**Aim:** Your task is to transcribe the data in full.

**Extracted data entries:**
==========
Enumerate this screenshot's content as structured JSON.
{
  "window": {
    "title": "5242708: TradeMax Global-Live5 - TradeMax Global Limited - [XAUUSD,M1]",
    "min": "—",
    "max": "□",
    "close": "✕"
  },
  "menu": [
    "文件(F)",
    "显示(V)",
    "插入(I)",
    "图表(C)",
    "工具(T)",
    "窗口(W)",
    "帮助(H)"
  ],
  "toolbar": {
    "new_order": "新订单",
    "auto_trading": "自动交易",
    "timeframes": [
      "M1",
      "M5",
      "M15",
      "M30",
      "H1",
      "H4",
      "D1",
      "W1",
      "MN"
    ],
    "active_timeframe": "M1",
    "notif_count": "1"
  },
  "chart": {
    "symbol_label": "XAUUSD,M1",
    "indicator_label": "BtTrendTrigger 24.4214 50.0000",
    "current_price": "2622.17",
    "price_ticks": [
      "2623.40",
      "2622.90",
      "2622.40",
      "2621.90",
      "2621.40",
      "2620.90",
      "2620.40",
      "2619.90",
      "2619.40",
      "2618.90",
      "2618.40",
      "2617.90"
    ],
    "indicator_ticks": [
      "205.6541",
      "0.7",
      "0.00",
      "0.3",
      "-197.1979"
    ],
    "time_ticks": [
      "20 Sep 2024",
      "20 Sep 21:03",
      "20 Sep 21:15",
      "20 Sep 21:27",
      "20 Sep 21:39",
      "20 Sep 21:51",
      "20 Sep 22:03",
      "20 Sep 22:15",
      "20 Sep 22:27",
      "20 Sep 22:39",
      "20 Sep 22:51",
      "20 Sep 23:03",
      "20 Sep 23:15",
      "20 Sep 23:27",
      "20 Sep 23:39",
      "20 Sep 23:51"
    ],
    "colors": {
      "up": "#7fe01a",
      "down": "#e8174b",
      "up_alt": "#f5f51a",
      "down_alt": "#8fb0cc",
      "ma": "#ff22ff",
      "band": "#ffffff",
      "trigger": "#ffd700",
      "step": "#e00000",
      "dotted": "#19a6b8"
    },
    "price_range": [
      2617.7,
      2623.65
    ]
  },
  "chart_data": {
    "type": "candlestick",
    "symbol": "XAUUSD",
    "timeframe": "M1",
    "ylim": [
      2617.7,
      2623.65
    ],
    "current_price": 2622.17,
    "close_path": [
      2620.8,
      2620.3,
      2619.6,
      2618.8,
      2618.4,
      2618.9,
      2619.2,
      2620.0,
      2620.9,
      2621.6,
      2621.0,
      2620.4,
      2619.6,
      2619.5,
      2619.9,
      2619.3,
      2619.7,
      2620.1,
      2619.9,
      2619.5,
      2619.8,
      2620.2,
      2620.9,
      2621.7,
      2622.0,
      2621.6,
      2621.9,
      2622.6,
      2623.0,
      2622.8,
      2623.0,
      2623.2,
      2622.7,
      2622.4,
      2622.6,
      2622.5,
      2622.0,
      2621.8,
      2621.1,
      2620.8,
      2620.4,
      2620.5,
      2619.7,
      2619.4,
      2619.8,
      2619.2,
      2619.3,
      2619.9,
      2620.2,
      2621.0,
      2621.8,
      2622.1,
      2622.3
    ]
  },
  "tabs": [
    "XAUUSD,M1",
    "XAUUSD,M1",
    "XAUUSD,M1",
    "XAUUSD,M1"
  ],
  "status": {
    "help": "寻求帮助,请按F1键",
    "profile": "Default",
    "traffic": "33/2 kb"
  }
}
==========
**Final result:**
Enumerate this screenshot's content as structured JSON.
{
  "window": {
    "title": "5242708: TradeMax Global-Live5 - TradeMax Global Limited - [XAUUSD,M1]",
    "min": "—",
    "max": "□",
    "close": "✕"
  },
  "menu": [
    "文件(F)",
    "显示(V)",
    "插入(I)",
    "图表(C)",
    "工具(T)",
    "窗口(W)",
    "帮助(H)"
  ],
  "toolbar": {
    "new_order": "新订单",
    "auto_trading": "自动交易",
    "timeframes": [
      "M1",
      "M5",
      "M15",
      "M30",
      "H1",
      "H4",
      "D1",
      "W1",
      "MN"
    ],
    "active_timeframe": "M1",
    "notif_count": "1"
  },
  "chart": {
    "symbol_label": "XAUUSD,M1",
    "indicator_label": "BtTrendTrigger 24.4214 50.0000",
    "current_price": "2622.17",
    "price_ticks": [
      "2623.40",
      "2622.90",
      "2622.40",
      "2621.90",
      "2621.40",
      "2620.90",
      "2620.40",
      "2619.90",
      "2619.40",
      "2618.90",
      "2618.40",
      "2617.90"
    ],
    "indicator_ticks": [
      "205.6541",
      "0.7",
      "0.00",
      "0.3",
      "-197.1979"
    ],
    "time_ticks": [
      "20 Sep 2024",
      "20 Sep 21:03",
      "20 Sep 21:15",
      "20 Sep 21:27",
      "20 Sep 21:39",
      "20 Sep 21:51",
      "20 Sep 22:03",
      "20 Sep 22:15",
      "20 Sep 22:27",
      "20 Sep 22:39",
      "20 Sep 22:51",
      "20 Sep 23:03",
      "20 Sep 23:15",
      "20 Sep 23:27",
      "20 Sep 23:39",
      "20 Sep 23:51"
    ],
    "colors": {
      "up": "#7fe01a",
      "down": "#e8174b",
      "up_alt": "#f5f51a",
      "down_alt": "#8fb0cc",
      "ma": "#ff22ff",
      "band": "#ffffff",
      "trigger": "#ffd700",
      "step": "#e00000",
      "dotted": "#19a6b8"
    },
    "price_range": [
      2617.7,
      2623.65
    ]
  },
  "chart_data": {
    "type": "candlestick",
    "symbol": "XAUUSD",
    "timeframe": "M1",
    "ylim": [
      2617.7,
      2623.65
    ],
    "current_price": 2622.17,
    "close_path": [
      2620.8,
      2620.3,
      2619.6,
      2618.8,
      2618.4,
      2618.9,
      2619.2,
      2620.0,
      2620.9,
      2621.6,
      2621.0,
      2620.4,
      2619.6,
      2619.5,
      2619.9,
      2619.3,
      2619.7,
      2620.1,
      2619.9,
      2619.5,
      2619.8,
      2620.2,
      2620.9,
      2621.7,
      2622.0,
      2621.6,
      2621.9,
      2622.6,
      2623.0,
      2622.8,
      2623.0,
      2623.2,
      2622.7,
      2622.4,
      2622.6,
      2622.5,
      2622.0,
      2621.8,
      2621.1,
      2620.8,
      2620.4,
      2620.5,
      2619.7,
      2619.4,
      2619.8,
      2619.2,
      2619.3,
      2619.9,
      2620.2,
      2621.0,
      2621.8,
      2622.1,
      2622.3
    ]
  },
  "tabs": [
    "XAUUSD,M1",
    "XAUUSD,M1",
    "XAUUSD,M1",
    "XAUUSD,M1"
  ],
  "status": {
    "help": "寻求帮助,请按F1键",
    "profile": "Default",
    "traffic": "33/2 kb"
  }
}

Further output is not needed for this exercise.